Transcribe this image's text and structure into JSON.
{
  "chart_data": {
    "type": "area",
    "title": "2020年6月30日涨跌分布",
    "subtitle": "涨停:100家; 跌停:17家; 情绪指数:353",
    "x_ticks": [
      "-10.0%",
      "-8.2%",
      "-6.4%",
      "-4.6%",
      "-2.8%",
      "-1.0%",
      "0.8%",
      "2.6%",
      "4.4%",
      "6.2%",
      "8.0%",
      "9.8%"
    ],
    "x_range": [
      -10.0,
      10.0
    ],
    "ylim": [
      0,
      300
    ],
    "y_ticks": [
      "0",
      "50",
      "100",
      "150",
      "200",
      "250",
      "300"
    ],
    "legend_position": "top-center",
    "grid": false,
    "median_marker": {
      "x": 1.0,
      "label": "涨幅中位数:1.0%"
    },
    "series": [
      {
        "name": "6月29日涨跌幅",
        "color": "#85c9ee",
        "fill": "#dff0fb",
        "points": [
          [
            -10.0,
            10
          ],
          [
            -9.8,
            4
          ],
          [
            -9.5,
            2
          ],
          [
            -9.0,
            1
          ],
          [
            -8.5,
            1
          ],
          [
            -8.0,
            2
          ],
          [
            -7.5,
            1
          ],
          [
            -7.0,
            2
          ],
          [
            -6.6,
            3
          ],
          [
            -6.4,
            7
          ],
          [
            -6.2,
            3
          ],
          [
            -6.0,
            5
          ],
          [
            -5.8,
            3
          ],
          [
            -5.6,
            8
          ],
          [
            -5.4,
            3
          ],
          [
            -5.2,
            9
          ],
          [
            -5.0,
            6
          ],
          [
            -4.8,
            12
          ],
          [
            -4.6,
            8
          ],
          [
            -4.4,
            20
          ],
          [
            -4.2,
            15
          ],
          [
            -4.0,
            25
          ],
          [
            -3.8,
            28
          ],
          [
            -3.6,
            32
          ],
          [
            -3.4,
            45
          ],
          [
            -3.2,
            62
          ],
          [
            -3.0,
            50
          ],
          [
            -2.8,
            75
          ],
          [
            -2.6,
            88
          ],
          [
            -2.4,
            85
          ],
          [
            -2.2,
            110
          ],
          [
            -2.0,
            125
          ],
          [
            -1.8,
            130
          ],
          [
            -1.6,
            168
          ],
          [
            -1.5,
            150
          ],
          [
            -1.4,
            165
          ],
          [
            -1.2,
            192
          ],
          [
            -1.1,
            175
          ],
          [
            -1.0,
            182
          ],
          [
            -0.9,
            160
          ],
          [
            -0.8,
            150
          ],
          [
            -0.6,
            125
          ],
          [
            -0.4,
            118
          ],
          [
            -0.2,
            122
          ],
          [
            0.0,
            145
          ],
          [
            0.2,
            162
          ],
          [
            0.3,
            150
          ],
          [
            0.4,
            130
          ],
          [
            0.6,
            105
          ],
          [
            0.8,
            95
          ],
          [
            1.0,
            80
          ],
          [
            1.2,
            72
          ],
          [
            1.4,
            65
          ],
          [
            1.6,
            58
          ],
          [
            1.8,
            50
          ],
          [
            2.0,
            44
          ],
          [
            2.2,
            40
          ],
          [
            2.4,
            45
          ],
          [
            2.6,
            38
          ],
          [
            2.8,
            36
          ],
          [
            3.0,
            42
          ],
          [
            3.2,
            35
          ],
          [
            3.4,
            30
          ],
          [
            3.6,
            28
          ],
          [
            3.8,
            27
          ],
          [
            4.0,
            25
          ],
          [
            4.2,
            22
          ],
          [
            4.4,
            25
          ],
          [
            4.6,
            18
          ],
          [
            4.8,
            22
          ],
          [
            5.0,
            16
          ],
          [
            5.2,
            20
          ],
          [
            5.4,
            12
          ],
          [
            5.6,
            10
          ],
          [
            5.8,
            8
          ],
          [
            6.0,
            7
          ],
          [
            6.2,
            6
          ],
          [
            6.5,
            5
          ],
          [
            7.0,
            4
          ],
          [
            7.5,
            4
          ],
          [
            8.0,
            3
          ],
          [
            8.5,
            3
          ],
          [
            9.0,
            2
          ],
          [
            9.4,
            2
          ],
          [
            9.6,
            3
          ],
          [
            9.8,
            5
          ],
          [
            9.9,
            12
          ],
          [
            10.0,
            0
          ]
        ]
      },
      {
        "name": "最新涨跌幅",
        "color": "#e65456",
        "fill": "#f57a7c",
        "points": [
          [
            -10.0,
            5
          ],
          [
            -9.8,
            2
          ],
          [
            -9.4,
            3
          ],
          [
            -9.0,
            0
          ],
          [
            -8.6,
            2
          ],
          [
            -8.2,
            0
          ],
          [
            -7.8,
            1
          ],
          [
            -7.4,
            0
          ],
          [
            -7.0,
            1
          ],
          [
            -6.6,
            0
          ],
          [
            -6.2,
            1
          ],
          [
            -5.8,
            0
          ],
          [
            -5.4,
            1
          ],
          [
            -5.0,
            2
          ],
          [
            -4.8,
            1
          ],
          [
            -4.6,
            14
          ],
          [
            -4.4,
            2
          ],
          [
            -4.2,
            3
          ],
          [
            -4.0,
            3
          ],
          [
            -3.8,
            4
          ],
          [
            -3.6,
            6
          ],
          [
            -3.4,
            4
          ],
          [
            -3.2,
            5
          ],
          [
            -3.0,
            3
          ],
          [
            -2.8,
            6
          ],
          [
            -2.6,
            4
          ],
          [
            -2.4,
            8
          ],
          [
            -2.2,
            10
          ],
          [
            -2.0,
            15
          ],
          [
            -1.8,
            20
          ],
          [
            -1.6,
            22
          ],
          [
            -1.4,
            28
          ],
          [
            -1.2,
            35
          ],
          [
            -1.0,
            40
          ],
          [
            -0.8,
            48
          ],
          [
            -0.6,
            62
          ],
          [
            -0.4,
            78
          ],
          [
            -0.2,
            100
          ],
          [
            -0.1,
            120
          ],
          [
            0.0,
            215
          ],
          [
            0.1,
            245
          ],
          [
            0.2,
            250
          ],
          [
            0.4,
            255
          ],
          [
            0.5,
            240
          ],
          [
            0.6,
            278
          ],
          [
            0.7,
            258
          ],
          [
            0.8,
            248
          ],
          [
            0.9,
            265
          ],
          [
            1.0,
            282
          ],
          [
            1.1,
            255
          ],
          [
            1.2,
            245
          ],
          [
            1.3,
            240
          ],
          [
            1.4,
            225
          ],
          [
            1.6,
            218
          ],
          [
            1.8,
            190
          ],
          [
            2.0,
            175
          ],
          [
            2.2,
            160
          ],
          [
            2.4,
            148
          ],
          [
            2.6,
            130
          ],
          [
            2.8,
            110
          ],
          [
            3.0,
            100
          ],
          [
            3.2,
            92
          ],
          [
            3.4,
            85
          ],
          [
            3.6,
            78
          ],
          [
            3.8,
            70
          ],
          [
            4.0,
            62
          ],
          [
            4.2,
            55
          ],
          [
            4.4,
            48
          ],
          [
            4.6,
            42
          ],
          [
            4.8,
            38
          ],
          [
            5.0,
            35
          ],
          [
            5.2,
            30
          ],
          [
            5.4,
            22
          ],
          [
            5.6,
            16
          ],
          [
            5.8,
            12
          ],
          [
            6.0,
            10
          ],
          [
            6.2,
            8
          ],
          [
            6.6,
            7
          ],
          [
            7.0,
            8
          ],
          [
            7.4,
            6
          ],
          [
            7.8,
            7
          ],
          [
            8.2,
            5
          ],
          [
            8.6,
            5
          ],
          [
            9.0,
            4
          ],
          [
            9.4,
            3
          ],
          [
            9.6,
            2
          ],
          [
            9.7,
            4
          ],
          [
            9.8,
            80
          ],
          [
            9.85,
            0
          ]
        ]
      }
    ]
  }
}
******
Repeat the material above in full, exactly as it stands.

▶ _RESULT FOR THIS TASK_:
Transcribe this image's text and structure into JSON.
{
  "chart_data": {
    "type": "area",
    "title": "2020年6月30日涨跌分布",
    "subtitle": "涨停:100家; 跌停:17家; 情绪指数:353",
    "x_ticks": [
      "-10.0%",
      "-8.2%",
      "-6.4%",
      "-4.6%",
      "-2.8%",
      "-1.0%",
      "0.8%",
      "2.6%",
      "4.4%",
      "6.2%",
      "8.0%",
      "9.8%"
    ],
    "x_range": [
      -10.0,
      10.0
    ],
    "ylim": [
      0,
      300
    ],
    "y_ticks": [
      "0",
      "50",
      "100",
      "150",
      "200",
      "250",
      "300"
    ],
    "legend_position": "top-center",
    "grid": false,
    "median_marker": {
      "x": 1.0,
      "label": "涨幅中位数:1.0%"
    },
    "series": [
      {
        "name": "6月29日涨跌幅",
        "color": "#85c9ee",
        "fill": "#dff0fb",
        "points": [
          [
            -10.0,
            10
          ],
          [
            -9.8,
            4
          ],
          [
            -9.5,
            2
          ],
          [
            -9.0,
            1
          ],
          [
            -8.5,
            1
          ],
          [
            -8.0,
            2
          ],
          [
            -7.5,
            1
          ],
          [
            -7.0,
            2
          ],
          [
            -6.6,
            3
          ],
          [
            -6.4,
            7
          ],
          [
            -6.2,
            3
          ],
          [
            -6.0,
            5
          ],
          [
            -5.8,
            3
          ],
          [
            -5.6,
            8
          ],
          [
            -5.4,
            3
          ],
          [
            -5.2,
            9
          ],
          [
            -5.0,
            6
          ],
          [
            -4.8,
            12
          ],
          [
            -4.6,
            8
          ],
          [
            -4.4,
            20
          ],
          [
            -4.2,
            15
          ],
          [
            -4.0,
            25
          ],
          [
            -3.8,
            28
          ],
          [
            -3.6,
            32
          ],
          [
            -3.4,
            45
          ],
          [
            -3.2,
            62
          ],
          [
            -3.0,
            50
          ],
          [
            -2.8,
            75
          ],
          [
            -2.6,
            88
          ],
          [
            -2.4,
            85
          ],
          [
            -2.2,
            110
          ],
          [
            -2.0,
            125
          ],
          [
            -1.8,
            130
          ],
          [
            -1.6,
            168
          ],
          [
            -1.5,
            150
          ],
          [
            -1.4,
            165
          ],
          [
            -1.2,
            192
          ],
          [
            -1.1,
            175
          ],
          [
            -1.0,
            182
          ],
          [
            -0.9,
            160
          ],
          [
            -0.8,
            150
          ],
          [
            -0.6,
            125
          ],
          [
            -0.4,
            118
          ],
          [
            -0.2,
            122
          ],
          [
            0.0,
            145
          ],
          [
            0.2,
            162
          ],
          [
            0.3,
            150
          ],
          [
            0.4,
            130
          ],
          [
            0.6,
            105
          ],
          [
            0.8,
            95
          ],
          [
            1.0,
            80
          ],
          [
            1.2,
            72
          ],
          [
            1.4,
            65
          ],
          [
            1.6,
            58
          ],
          [
            1.8,
            50
          ],
          [
            2.0,
            44
          ],
          [
            2.2,
            40
          ],
          [
            2.4,
            45
          ],
          [
            2.6,
            38
          ],
          [
            2.8,
            36
          ],
          [
            3.0,
            42
          ],
          [
            3.2,
            35
          ],
          [
            3.4,
            30
          ],
          [
            3.6,
            28
          ],
          [
            3.8,
            27
          ],
          [
            4.0,
            25
          ],
          [
            4.2,
            22
          ],
          [
            4.4,
            25
          ],
          [
            4.6,
            18
          ],
          [
            4.8,
            22
          ],
          [
            5.0,
            16
          ],
          [
            5.2,
            20
          ],
          [
            5.4,
            12
          ],
          [
            5.6,
            10
          ],
          [
            5.8,
            8
          ],
          [
            6.0,
            7
          ],
          [
            6.2,
            6
          ],
          [
            6.5,
            5
          ],
          [
            7.0,
            4
          ],
          [
            7.5,
            4
          ],
          [
            8.0,
            3
          ],
          [
            8.5,
            3
          ],
          [
            9.0,
            2
          ],
          [
            9.4,
            2
          ],
          [
            9.6,
            3
          ],
          [
            9.8,
            5
          ],
          [
            9.9,
            12
          ],
          [
            10.0,
            0
          ]
        ]
      },
      {
        "name": "最新涨跌幅",
        "color": "#e65456",
        "fill": "#f57a7c",
        "points": [
          [
            -10.0,
            5
          ],
          [
            -9.8,
            2
          ],
          [
            -9.4,
            3
          ],
          [
            -9.0,
            0
          ],
          [
            -8.6,
            2
          ],
          [
            -8.2,
            0
          ],
          [
            -7.8,
            1
          ],
          [
            -7.4,
            0
          ],
          [
            -7.0,
            1
          ],
          [
            -6.6,
            0
          ],
          [
            -6.2,
            1
          ],
          [
            -5.8,
            0
          ],
          [
            -5.4,
            1
          ],
          [
            -5.0,
            2
          ],
          [
            -4.8,
            1
          ],
          [
            -4.6,
            14
          ],
          [
            -4.4,
            2
          ],
          [
            -4.2,
            3
          ],
          [
            -4.0,
            3
          ],
          [
            -3.8,
            4
          ],
          [
            -3.6,
            6
          ],
          [
            -3.4,
            4
          ],
          [
            -3.2,
            5
          ],
          [
            -3.0,
            3
          ],
          [
            -2.8,
            6
          ],
          [
            -2.6,
            4
          ],
          [
            -2.4,
            8
          ],
          [
            -2.2,
            10
          ],
          [
            -2.0,
            15
          ],
          [
            -1.8,
            20
          ],
          [
            -1.6,
            22
          ],
          [
            -1.4,
            28
          ],
          [
            -1.2,
            35
          ],
          [
            -1.0,
            40
          ],
          [
            -0.8,
            48
          ],
          [
            -0.6,
            62
          ],
          [
            -0.4,
            78
          ],
          [
            -0.2,
            100
          ],
          [
            -0.1,
            120
          ],
          [
            0.0,
            215
          ],
          [
            0.1,
            245
          ],
          [
            0.2,
            250
          ],
          [
            0.4,
            255
          ],
          [
            0.5,
            240
          ],
          [
            0.6,
            278
          ],
          [
            0.7,
            258
          ],
          [
            0.8,
            248
          ],
          [
            0.9,
            265
          ],
          [
            1.0,
            282
          ],
          [
            1.1,
            255
          ],
          [
            1.2,
            245
          ],
          [
            1.3,
            240
          ],
          [
            1.4,
            225
          ],
          [
            1.6,
            218
          ],
          [
            1.8,
            190
          ],
          [
            2.0,
            175
          ],
          [
            2.2,
            160
          ],
          [
            2.4,
            148
          ],
          [
            2.6,
            130
          ],
          [
            2.8,
            110
          ],
          [
            3.0,
            100
          ],
          [
            3.2,
            92
          ],
          [
            3.4,
            85
          ],
          [
            3.6,
            78
          ],
          [
            3.8,
            70
          ],
          [
            4.0,
            62
          ],
          [
            4.2,
            55
          ],
          [
            4.4,
            48
          ],
          [
            4.6,
            42
          ],
          [
            4.8,
            38
          ],
          [
            5.0,
            35
          ],
          [
            5.2,
            30
          ],
          [
            5.4,
            22
          ],
          [
            5.6,
            16
          ],
          [
            5.8,
            12
          ],
          [
            6.0,
            10
          ],
          [
            6.2,
            8
          ],
          [
            6.6,
            7
          ],
          [
            7.0,
            8
          ],
          [
            7.4,
            6
          ],
          [
            7.8,
            7
          ],
          [
            8.2,
            5
          ],
          [
            8.6,
            5
          ],
          [
            9.0,
            4
          ],
          [
            9.4,
            3
          ],
          [
            9.6,
            2
          ],
          [
            9.7,
            4
          ],
          [
            9.8,
            80
          ],
          [
            9.85,
            0
          ]
        ]
      }
    ]
  }
}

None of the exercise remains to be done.